Exercise: Return all the entries exactly, keeping pictures out.

Provided records:
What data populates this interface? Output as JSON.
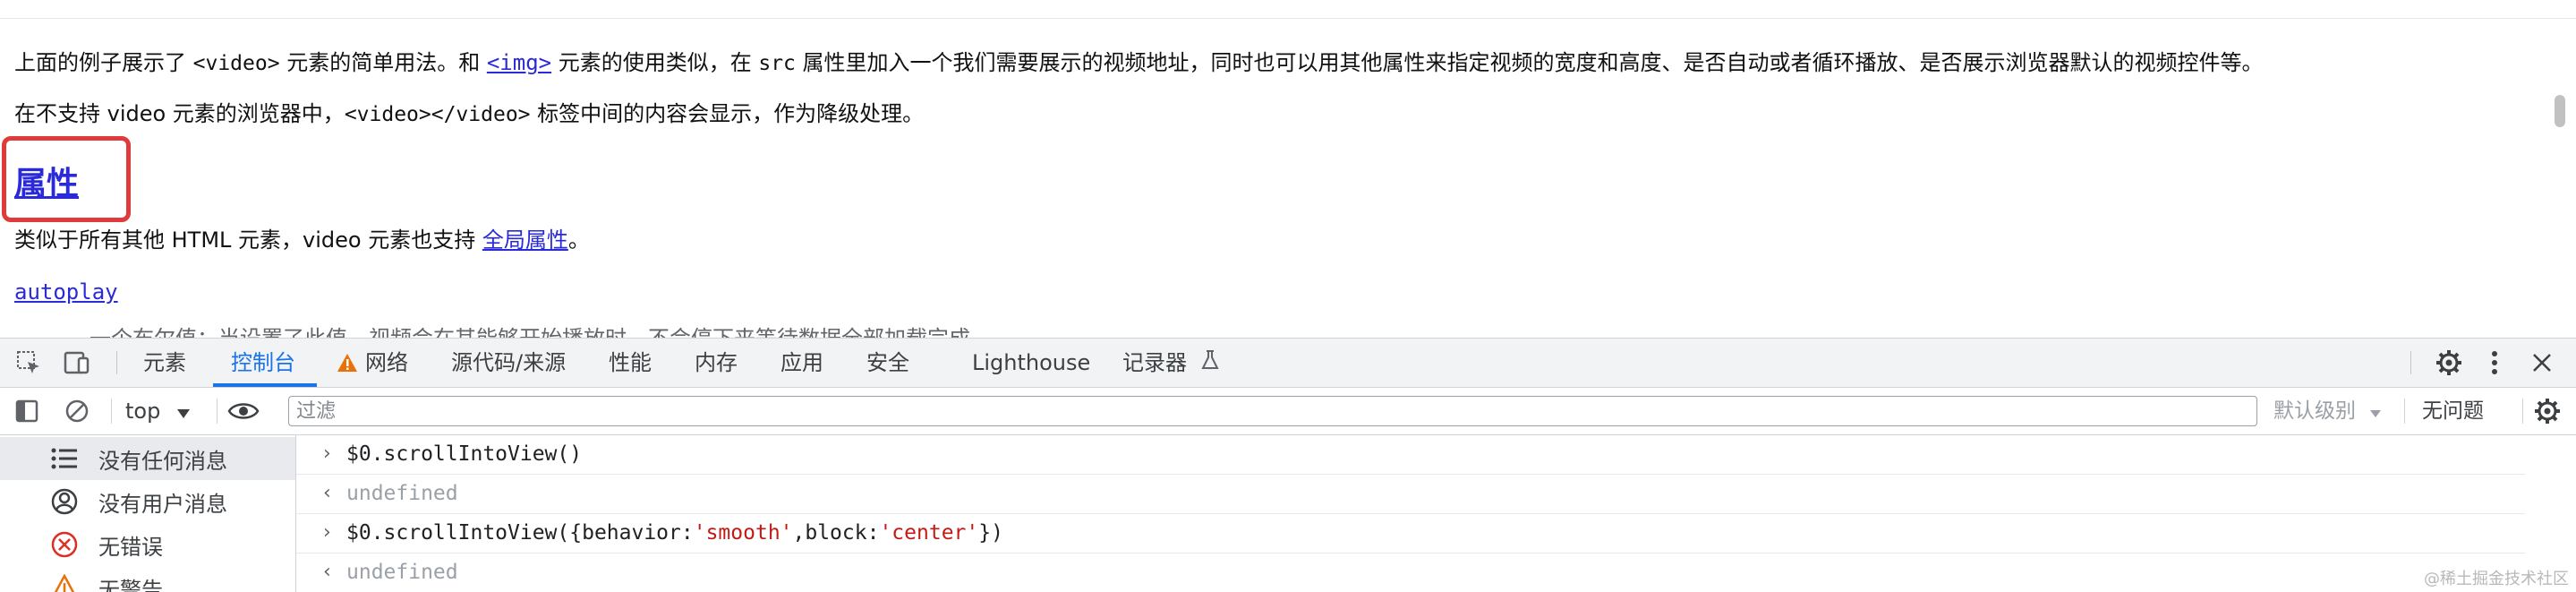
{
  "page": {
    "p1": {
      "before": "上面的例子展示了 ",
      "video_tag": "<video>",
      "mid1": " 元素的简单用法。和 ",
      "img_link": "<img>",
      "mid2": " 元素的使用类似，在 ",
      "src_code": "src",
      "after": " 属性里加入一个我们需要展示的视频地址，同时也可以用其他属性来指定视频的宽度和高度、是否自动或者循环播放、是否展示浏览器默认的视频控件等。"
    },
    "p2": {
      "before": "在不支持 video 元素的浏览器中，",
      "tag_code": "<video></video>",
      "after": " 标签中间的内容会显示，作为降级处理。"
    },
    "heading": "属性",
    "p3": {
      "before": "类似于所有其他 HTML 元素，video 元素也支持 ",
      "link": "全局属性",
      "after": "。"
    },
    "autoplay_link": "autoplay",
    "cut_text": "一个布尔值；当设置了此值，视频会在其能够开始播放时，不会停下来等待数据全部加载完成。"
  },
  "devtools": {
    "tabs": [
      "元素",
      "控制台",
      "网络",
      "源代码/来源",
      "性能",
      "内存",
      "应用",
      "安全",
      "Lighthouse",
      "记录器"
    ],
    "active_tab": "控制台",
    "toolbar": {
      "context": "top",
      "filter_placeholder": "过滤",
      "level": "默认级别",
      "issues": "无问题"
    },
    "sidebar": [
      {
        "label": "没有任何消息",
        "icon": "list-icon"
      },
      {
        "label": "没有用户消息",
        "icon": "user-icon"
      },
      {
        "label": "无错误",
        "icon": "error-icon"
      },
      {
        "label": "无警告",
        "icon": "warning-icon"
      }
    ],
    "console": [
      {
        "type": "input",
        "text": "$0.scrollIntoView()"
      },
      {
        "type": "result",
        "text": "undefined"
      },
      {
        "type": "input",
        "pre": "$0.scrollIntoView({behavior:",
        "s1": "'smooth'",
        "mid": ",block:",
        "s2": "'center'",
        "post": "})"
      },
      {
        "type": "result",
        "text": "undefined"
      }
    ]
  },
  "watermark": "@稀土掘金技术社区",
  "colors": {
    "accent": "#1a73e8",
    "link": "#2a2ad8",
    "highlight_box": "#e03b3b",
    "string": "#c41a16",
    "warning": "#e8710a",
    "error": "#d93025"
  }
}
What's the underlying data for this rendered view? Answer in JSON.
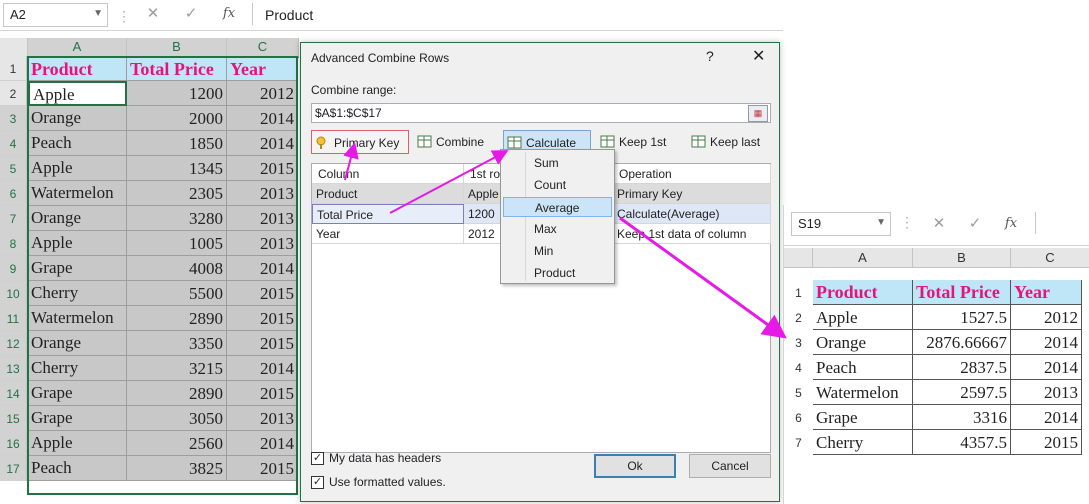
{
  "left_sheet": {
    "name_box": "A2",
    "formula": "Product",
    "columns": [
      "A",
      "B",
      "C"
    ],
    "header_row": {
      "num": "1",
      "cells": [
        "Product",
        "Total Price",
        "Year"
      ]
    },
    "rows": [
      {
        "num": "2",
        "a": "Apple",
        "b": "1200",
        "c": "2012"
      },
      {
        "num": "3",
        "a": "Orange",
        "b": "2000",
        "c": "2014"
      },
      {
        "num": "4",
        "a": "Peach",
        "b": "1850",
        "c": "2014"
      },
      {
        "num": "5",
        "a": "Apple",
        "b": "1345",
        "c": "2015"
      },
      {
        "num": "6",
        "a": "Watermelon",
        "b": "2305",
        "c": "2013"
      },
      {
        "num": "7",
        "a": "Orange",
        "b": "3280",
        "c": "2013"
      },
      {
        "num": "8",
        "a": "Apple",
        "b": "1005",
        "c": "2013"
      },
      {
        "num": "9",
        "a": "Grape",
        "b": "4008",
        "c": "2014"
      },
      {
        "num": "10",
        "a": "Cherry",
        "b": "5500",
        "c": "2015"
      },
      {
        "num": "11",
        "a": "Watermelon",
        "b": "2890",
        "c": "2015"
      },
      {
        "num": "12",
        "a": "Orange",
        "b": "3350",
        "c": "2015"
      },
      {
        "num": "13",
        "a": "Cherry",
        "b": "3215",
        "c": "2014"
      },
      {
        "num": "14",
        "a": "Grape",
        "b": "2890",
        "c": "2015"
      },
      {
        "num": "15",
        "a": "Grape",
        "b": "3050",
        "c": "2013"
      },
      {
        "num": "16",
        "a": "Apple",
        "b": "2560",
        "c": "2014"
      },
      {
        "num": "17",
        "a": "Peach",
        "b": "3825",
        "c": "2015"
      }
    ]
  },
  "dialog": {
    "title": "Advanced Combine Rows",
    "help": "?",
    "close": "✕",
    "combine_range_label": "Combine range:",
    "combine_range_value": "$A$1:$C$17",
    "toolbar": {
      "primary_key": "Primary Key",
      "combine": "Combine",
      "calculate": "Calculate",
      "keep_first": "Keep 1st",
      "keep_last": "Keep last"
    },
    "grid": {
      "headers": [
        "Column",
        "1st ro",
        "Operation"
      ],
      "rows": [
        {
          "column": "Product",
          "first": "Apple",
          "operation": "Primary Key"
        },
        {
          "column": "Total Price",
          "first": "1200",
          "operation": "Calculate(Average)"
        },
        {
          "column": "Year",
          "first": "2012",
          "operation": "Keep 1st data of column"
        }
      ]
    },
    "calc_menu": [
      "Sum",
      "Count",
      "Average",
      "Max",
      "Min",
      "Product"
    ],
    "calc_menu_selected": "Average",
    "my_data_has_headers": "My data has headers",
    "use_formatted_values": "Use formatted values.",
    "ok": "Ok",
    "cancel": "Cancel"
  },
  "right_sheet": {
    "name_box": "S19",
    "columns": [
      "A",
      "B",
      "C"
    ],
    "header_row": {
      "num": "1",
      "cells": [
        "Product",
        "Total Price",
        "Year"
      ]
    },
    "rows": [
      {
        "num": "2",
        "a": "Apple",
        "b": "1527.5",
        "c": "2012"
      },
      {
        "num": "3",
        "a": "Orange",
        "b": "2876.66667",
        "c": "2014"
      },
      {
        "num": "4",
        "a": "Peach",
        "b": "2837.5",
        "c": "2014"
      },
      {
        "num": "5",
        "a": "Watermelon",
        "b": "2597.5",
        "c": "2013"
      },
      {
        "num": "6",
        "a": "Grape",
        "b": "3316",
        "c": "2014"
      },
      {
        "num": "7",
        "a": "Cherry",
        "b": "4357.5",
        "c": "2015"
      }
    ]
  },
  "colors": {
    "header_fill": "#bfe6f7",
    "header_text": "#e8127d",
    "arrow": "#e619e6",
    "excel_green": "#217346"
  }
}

Exercise answer:
What data populates this interface? Output as JSON.
{
  "page": {
    "p1": {
      "before": "上面的例子展示了 ",
      "video_tag": "<video>",
      "mid1": " 元素的简单用法。和 ",
      "img_link": "<img>",
      "mid2": " 元素的使用类似，在 ",
      "src_code": "src",
      "after": " 属性里加入一个我们需要展示的视频地址，同时也可以用其他属性来指定视频的宽度和高度、是否自动或者循环播放、是否展示浏览器默认的视频控件等。"
    },
    "p2": {
      "before": "在不支持 video 元素的浏览器中，",
      "tag_code": "<video></video>",
      "after": " 标签中间的内容会显示，作为降级处理。"
    },
    "heading": "属性",
    "p3": {
      "before": "类似于所有其他 HTML 元素，video 元素也支持 ",
      "link": "全局属性",
      "after": "。"
    },
    "autoplay_link": "autoplay",
    "cut_text": "一个布尔值；当设置了此值，视频会在其能够开始播放时，不会停下来等待数据全部加载完成。"
  },
  "devtools": {
    "tabs": [
      "元素",
      "控制台",
      "网络",
      "源代码/来源",
      "性能",
      "内存",
      "应用",
      "安全",
      "Lighthouse",
      "记录器"
    ],
    "active_tab": "控制台",
    "toolbar": {
      "context": "top",
      "filter_placeholder": "过滤",
      "level": "默认级别",
      "issues": "无问题"
    },
    "sidebar": [
      {
        "label": "没有任何消息",
        "icon": "list-icon"
      },
      {
        "label": "没有用户消息",
        "icon": "user-icon"
      },
      {
        "label": "无错误",
        "icon": "error-icon"
      },
      {
        "label": "无警告",
        "icon": "warning-icon"
      }
    ],
    "console": [
      {
        "type": "input",
        "text": "$0.scrollIntoView()"
      },
      {
        "type": "result",
        "text": "undefined"
      },
      {
        "type": "input",
        "pre": "$0.scrollIntoView({behavior:",
        "s1": "'smooth'",
        "mid": ",block:",
        "s2": "'center'",
        "post": "})"
      },
      {
        "type": "result",
        "text": "undefined"
      }
    ]
  },
  "watermark": "@稀土掘金技术社区",
  "colors": {
    "accent": "#1a73e8",
    "link": "#2a2ad8",
    "highlight_box": "#e03b3b",
    "string": "#c41a16",
    "warning": "#e8710a",
    "error": "#d93025"
  }
}
What's the underlying data for this rendered view? Answer in JSON.
{
  "left_sheet": {
    "name_box": "A2",
    "formula": "Product",
    "columns": [
      "A",
      "B",
      "C"
    ],
    "header_row": {
      "num": "1",
      "cells": [
        "Product",
        "Total Price",
        "Year"
      ]
    },
    "rows": [
      {
        "num": "2",
        "a": "Apple",
        "b": "1200",
        "c": "2012"
      },
      {
        "num": "3",
        "a": "Orange",
        "b": "2000",
        "c": "2014"
      },
      {
        "num": "4",
        "a": "Peach",
        "b": "1850",
        "c": "2014"
      },
      {
        "num": "5",
        "a": "Apple",
        "b": "1345",
        "c": "2015"
      },
      {
        "num": "6",
        "a": "Watermelon",
        "b": "2305",
        "c": "2013"
      },
      {
        "num": "7",
        "a": "Orange",
        "b": "3280",
        "c": "2013"
      },
      {
        "num": "8",
        "a": "Apple",
        "b": "1005",
        "c": "2013"
      },
      {
        "num": "9",
        "a": "Grape",
        "b": "4008",
        "c": "2014"
      },
      {
        "num": "10",
        "a": "Cherry",
        "b": "5500",
        "c": "2015"
      },
      {
        "num": "11",
        "a": "Watermelon",
        "b": "2890",
        "c": "2015"
      },
      {
        "num": "12",
        "a": "Orange",
        "b": "3350",
        "c": "2015"
      },
      {
        "num": "13",
        "a": "Cherry",
        "b": "3215",
        "c": "2014"
      },
      {
        "num": "14",
        "a": "Grape",
        "b": "2890",
        "c": "2015"
      },
      {
        "num": "15",
        "a": "Grape",
        "b": "3050",
        "c": "2013"
      },
      {
        "num": "16",
        "a": "Apple",
        "b": "2560",
        "c": "2014"
      },
      {
        "num": "17",
        "a": "Peach",
        "b": "3825",
        "c": "2015"
      }
    ]
  },
  "dialog": {
    "title": "Advanced Combine Rows",
    "help": "?",
    "close": "✕",
    "combine_range_label": "Combine range:",
    "combine_range_value": "$A$1:$C$17",
    "toolbar": {
      "primary_key": "Primary Key",
      "combine": "Combine",
      "calculate": "Calculate",
      "keep_first": "Keep 1st",
      "keep_last": "Keep last"
    },
    "grid": {
      "headers": [
        "Column",
        "1st ro",
        "Operation"
      ],
      "rows": [
        {
          "column": "Product",
          "first": "Apple",
          "operation": "Primary Key"
        },
        {
          "column": "Total Price",
          "first": "1200",
          "operation": "Calculate(Average)"
        },
        {
          "column": "Year",
          "first": "2012",
          "operation": "Keep 1st data of column"
        }
      ]
    },
    "calc_menu": [
      "Sum",
      "Count",
      "Average",
      "Max",
      "Min",
      "Product"
    ],
    "calc_menu_selected": "Average",
    "my_data_has_headers": "My data has headers",
    "use_formatted_values": "Use formatted values.",
    "ok": "Ok",
    "cancel": "Cancel"
  },
  "right_sheet": {
    "name_box": "S19",
    "columns": [
      "A",
      "B",
      "C"
    ],
    "header_row": {
      "num": "1",
      "cells": [
        "Product",
        "Total Price",
        "Year"
      ]
    },
    "rows": [
      {
        "num": "2",
        "a": "Apple",
        "b": "1527.5",
        "c": "2012"
      },
      {
        "num": "3",
        "a": "Orange",
        "b": "2876.66667",
        "c": "2014"
      },
      {
        "num": "4",
        "a": "Peach",
        "b": "2837.5",
        "c": "2014"
      },
      {
        "num": "5",
        "a": "Watermelon",
        "b": "2597.5",
        "c": "2013"
      },
      {
        "num": "6",
        "a": "Grape",
        "b": "3316",
        "c": "2014"
      },
      {
        "num": "7",
        "a": "Cherry",
        "b": "4357.5",
        "c": "2015"
      }
    ]
  },
  "colors": {
    "header_fill": "#bfe6f7",
    "header_text": "#e8127d",
    "arrow": "#e619e6",
    "excel_green": "#217346"
  }
}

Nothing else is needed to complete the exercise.